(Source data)

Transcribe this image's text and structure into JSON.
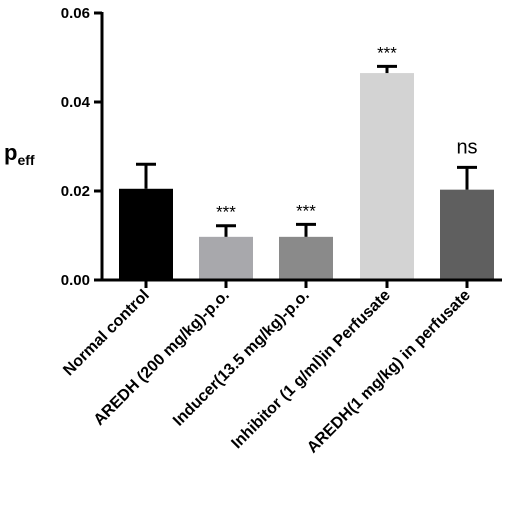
{
  "chart_data": {
    "type": "bar",
    "ylabel": {
      "main": "p",
      "sub": "eff"
    },
    "xlabel": "",
    "ylim": [
      0,
      0.06
    ],
    "yticks": [
      "0.00",
      "0.02",
      "0.04",
      "0.06"
    ],
    "categories": [
      "Normal control",
      "AREDH (200 mg/kg)-p.o.",
      "Inducer(13.5 mg/kg)-p.o.",
      "Inhibitor (1 g/ml)in Perfusate",
      "AREDH(1 mg/kg) in perfusate"
    ],
    "values": [
      0.0205,
      0.0097,
      0.0097,
      0.0465,
      0.0203
    ],
    "errors": [
      0.0055,
      0.0025,
      0.0028,
      0.0015,
      0.005
    ],
    "annotations": [
      "",
      "***",
      "***",
      "***",
      "ns"
    ],
    "colors": [
      "#000000",
      "#a8a8ac",
      "#8a8a8a",
      "#d3d3d3",
      "#5f5f5f"
    ]
  }
}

> [GIVEN INSTRUCTION]:
Please write out all of the material above without changing a word, and omit any pictures.

> [THE OUTPUT]:
Transcribe this image's text and structure into JSON.
{
  "chart_data": {
    "type": "bar",
    "ylabel": {
      "main": "p",
      "sub": "eff"
    },
    "xlabel": "",
    "ylim": [
      0,
      0.06
    ],
    "yticks": [
      "0.00",
      "0.02",
      "0.04",
      "0.06"
    ],
    "categories": [
      "Normal control",
      "AREDH (200 mg/kg)-p.o.",
      "Inducer(13.5 mg/kg)-p.o.",
      "Inhibitor (1 g/ml)in Perfusate",
      "AREDH(1 mg/kg) in perfusate"
    ],
    "values": [
      0.0205,
      0.0097,
      0.0097,
      0.0465,
      0.0203
    ],
    "errors": [
      0.0055,
      0.0025,
      0.0028,
      0.0015,
      0.005
    ],
    "annotations": [
      "",
      "***",
      "***",
      "***",
      "ns"
    ],
    "colors": [
      "#000000",
      "#a8a8ac",
      "#8a8a8a",
      "#d3d3d3",
      "#5f5f5f"
    ]
  }
}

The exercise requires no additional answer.